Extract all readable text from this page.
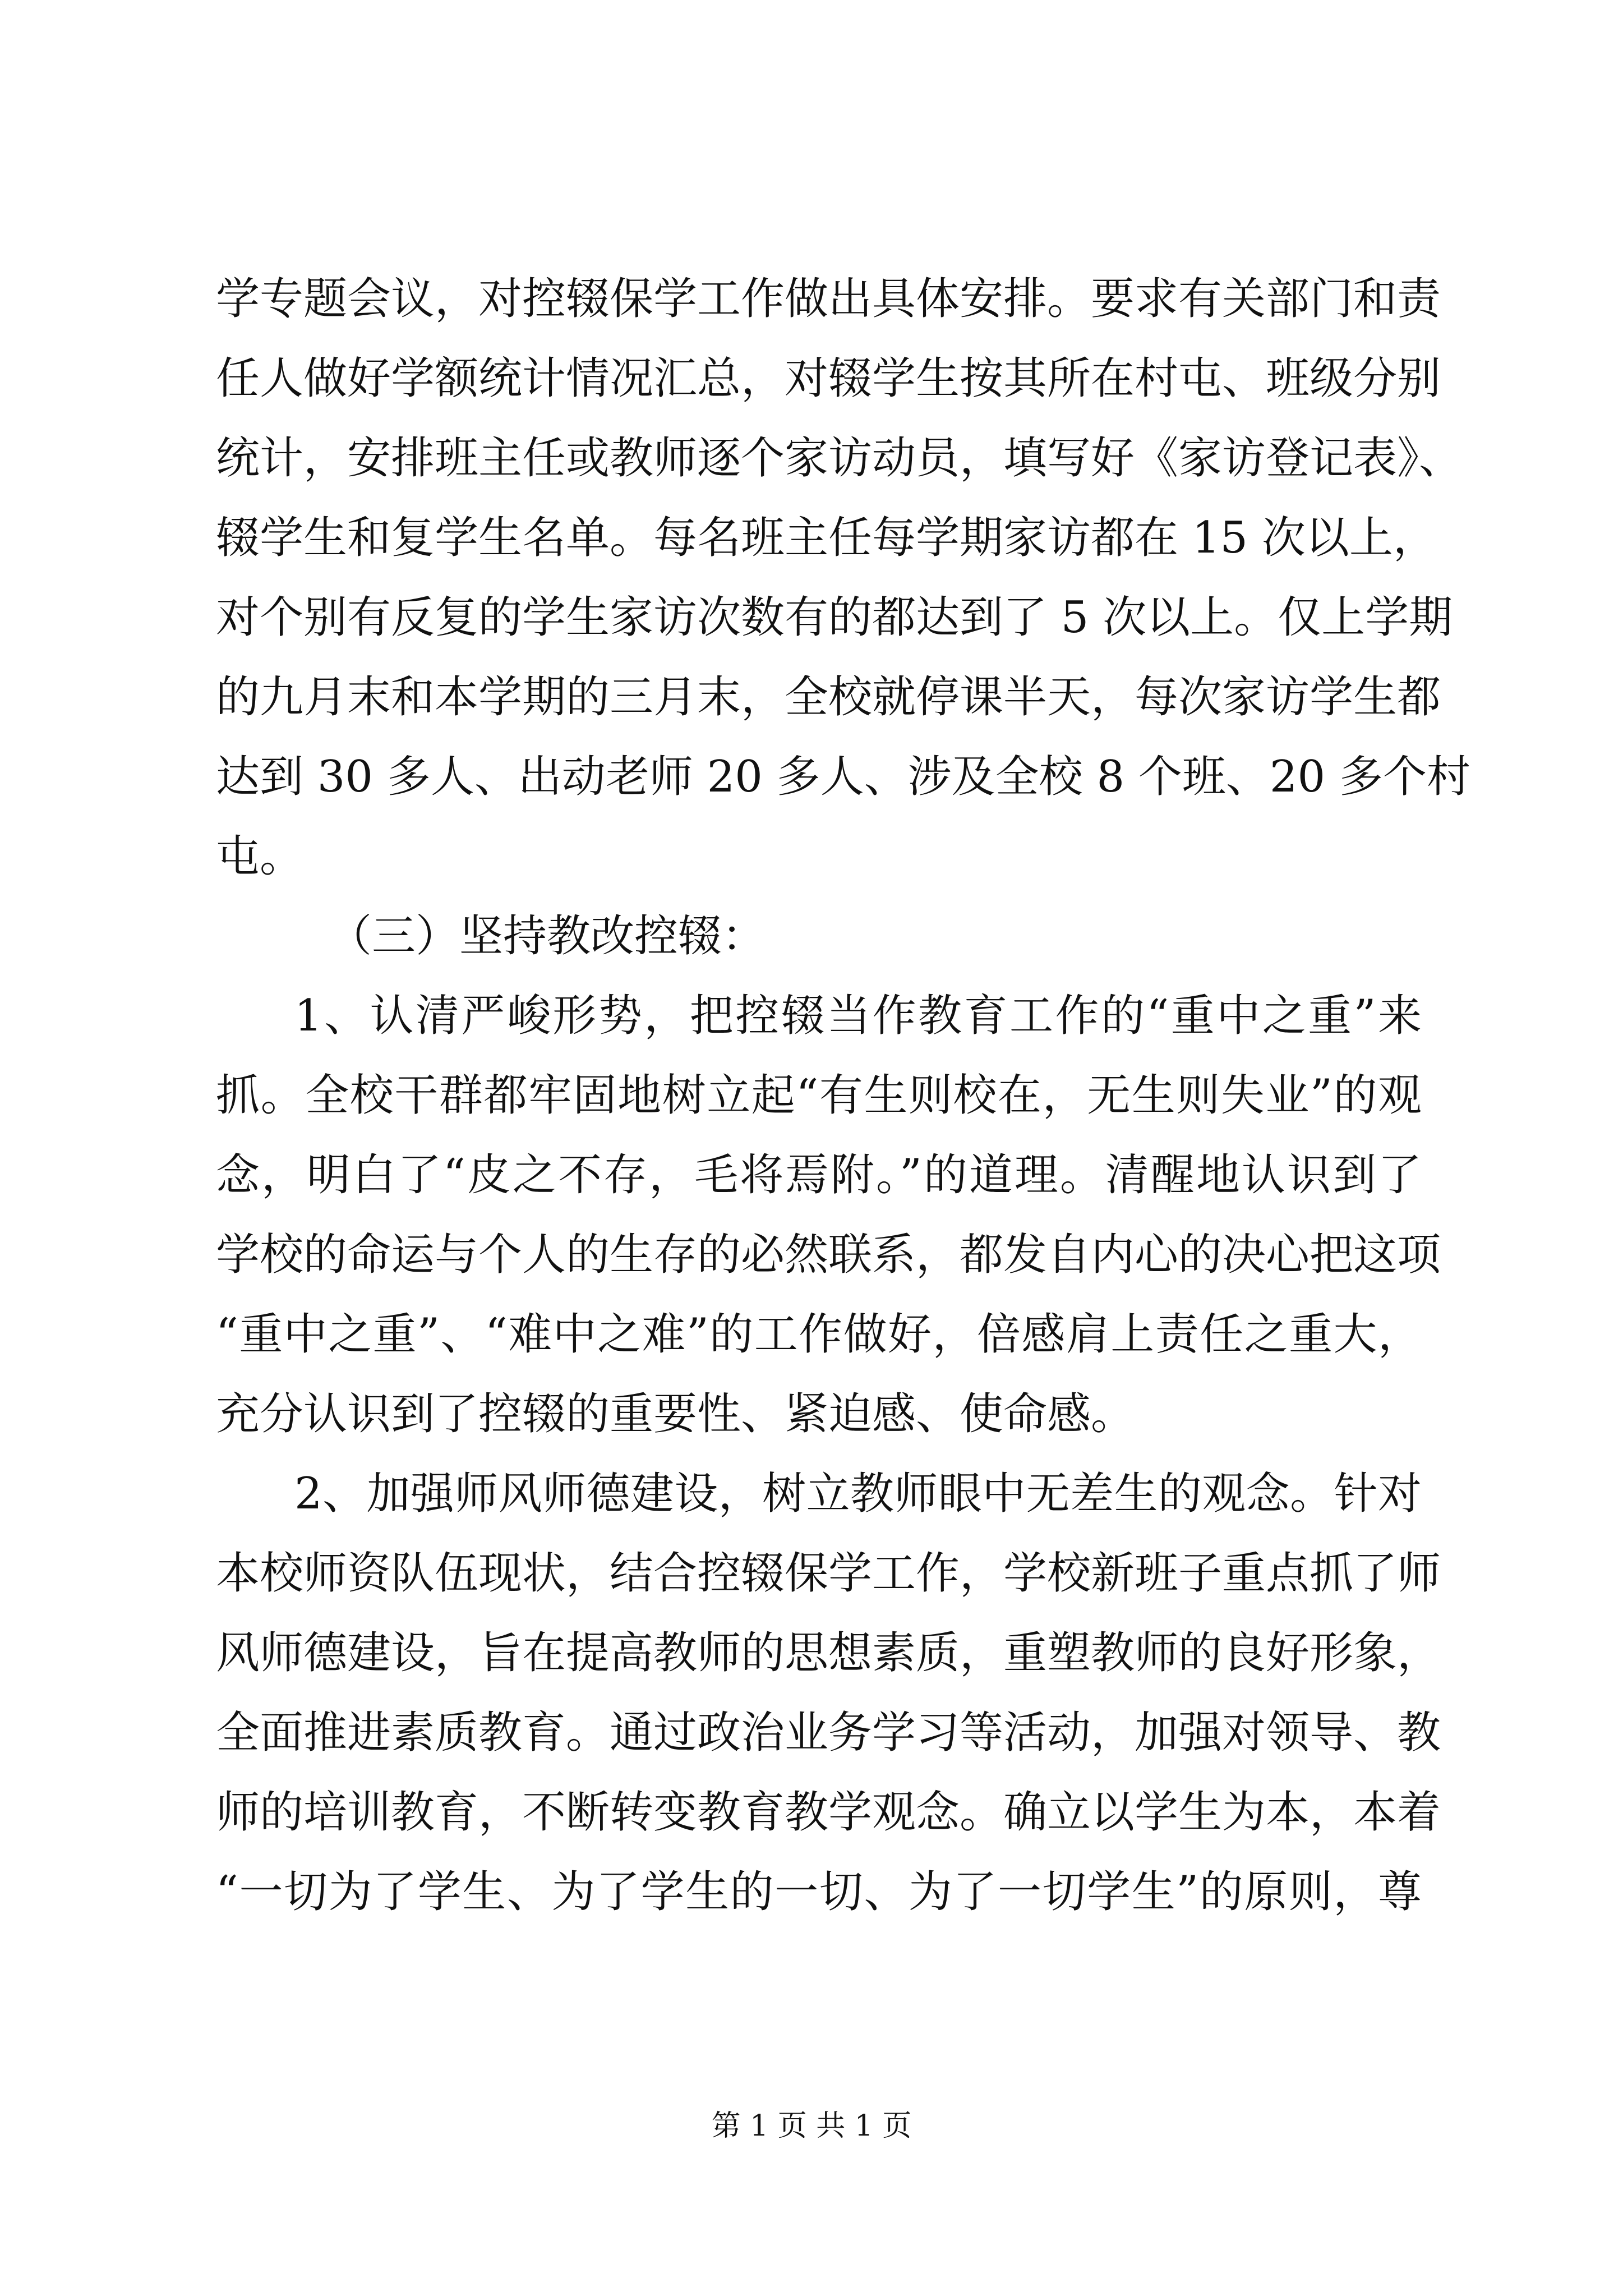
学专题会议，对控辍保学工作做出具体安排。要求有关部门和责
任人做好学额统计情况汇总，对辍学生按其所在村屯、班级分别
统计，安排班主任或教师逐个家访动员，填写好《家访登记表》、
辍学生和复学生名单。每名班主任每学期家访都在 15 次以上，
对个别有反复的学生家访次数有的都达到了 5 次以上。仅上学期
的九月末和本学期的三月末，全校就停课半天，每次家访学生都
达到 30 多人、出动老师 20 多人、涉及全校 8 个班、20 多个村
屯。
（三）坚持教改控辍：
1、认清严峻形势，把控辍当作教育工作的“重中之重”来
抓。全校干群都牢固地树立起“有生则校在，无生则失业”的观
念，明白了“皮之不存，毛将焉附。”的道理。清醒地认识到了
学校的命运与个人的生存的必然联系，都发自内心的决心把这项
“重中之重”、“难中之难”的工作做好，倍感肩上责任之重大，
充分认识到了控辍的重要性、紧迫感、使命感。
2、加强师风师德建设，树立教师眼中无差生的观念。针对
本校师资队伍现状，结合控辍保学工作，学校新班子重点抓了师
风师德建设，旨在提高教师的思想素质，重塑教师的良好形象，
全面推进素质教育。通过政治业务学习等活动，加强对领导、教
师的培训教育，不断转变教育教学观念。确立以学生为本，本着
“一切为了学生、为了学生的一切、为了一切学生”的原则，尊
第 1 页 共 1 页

◇ ◇ ◇

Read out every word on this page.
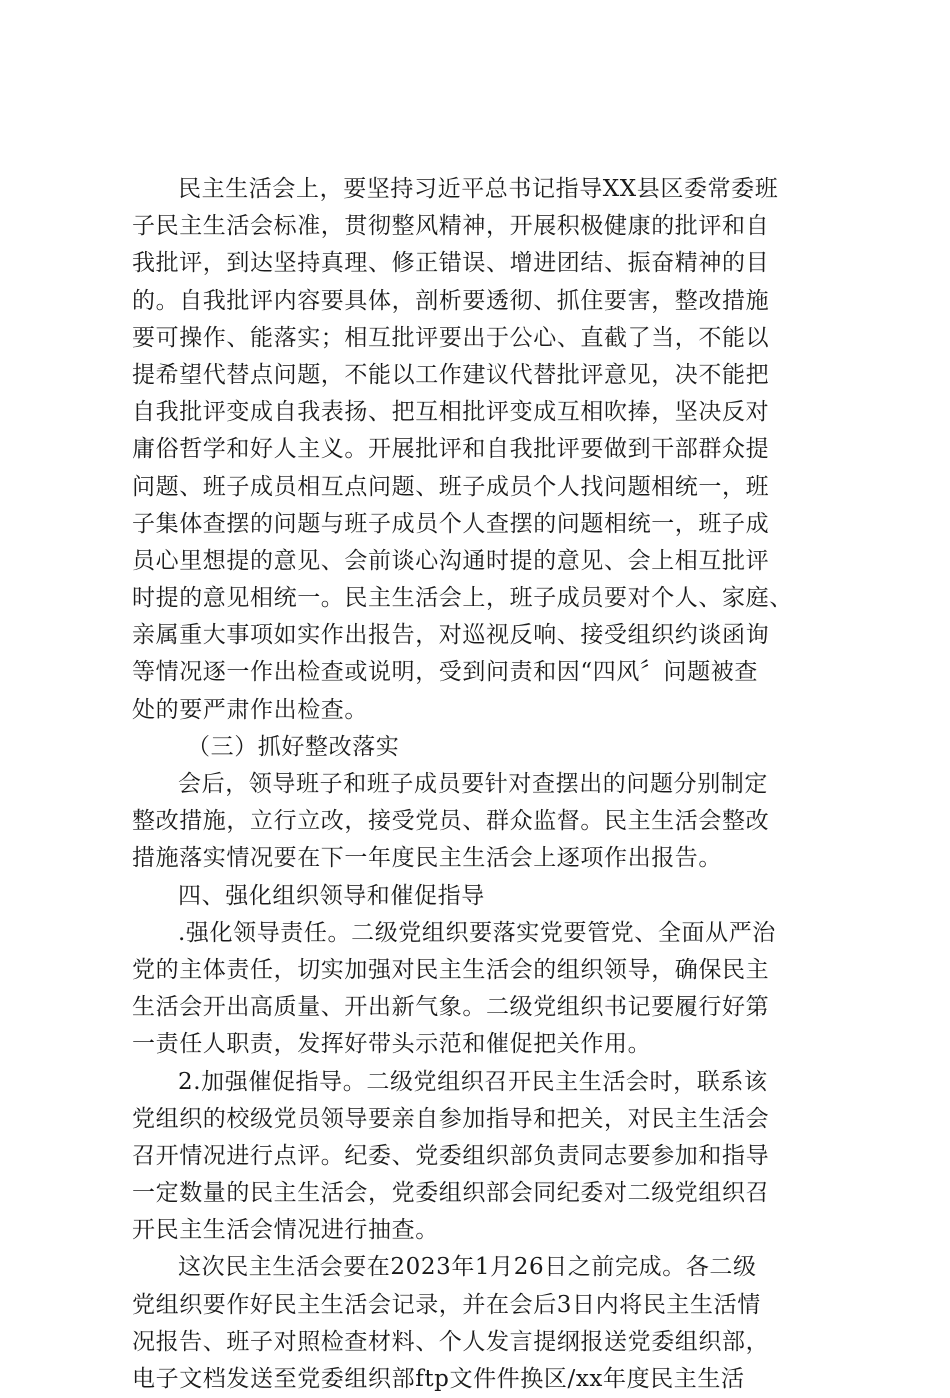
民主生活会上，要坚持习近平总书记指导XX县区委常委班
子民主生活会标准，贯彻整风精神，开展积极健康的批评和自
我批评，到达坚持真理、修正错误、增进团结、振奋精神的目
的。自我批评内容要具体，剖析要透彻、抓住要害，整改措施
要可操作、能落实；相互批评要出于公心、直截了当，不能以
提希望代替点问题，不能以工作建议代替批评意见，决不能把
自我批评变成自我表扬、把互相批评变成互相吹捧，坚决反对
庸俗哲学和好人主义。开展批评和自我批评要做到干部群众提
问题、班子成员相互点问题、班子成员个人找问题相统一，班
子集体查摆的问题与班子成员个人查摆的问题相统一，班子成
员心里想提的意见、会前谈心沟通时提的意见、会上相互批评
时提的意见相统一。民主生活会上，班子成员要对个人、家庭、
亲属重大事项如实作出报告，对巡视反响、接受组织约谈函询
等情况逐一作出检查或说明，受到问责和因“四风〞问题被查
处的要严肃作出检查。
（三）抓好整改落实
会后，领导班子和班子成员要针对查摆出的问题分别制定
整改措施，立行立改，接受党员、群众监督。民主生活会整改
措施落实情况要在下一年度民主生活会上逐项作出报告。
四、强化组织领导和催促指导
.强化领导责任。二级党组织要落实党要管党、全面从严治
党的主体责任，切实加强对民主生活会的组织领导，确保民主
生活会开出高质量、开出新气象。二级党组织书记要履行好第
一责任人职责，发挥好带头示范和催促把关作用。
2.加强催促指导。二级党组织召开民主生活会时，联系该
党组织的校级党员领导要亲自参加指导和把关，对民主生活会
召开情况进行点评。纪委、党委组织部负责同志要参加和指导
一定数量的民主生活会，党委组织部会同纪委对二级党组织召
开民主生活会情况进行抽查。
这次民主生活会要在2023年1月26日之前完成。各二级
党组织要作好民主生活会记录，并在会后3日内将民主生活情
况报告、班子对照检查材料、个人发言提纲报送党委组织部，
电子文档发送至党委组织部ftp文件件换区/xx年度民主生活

◇ ◇ ◇

*GIVEN PROBLEM*. Copy out each line of the data where the string "整改措施" appears.

*OUTPUT*.
的。自我批评内容要具体，剖析要透彻、抓住要害，整改措施
整改措施，立行立改，接受党员、群众监督。民主生活会整改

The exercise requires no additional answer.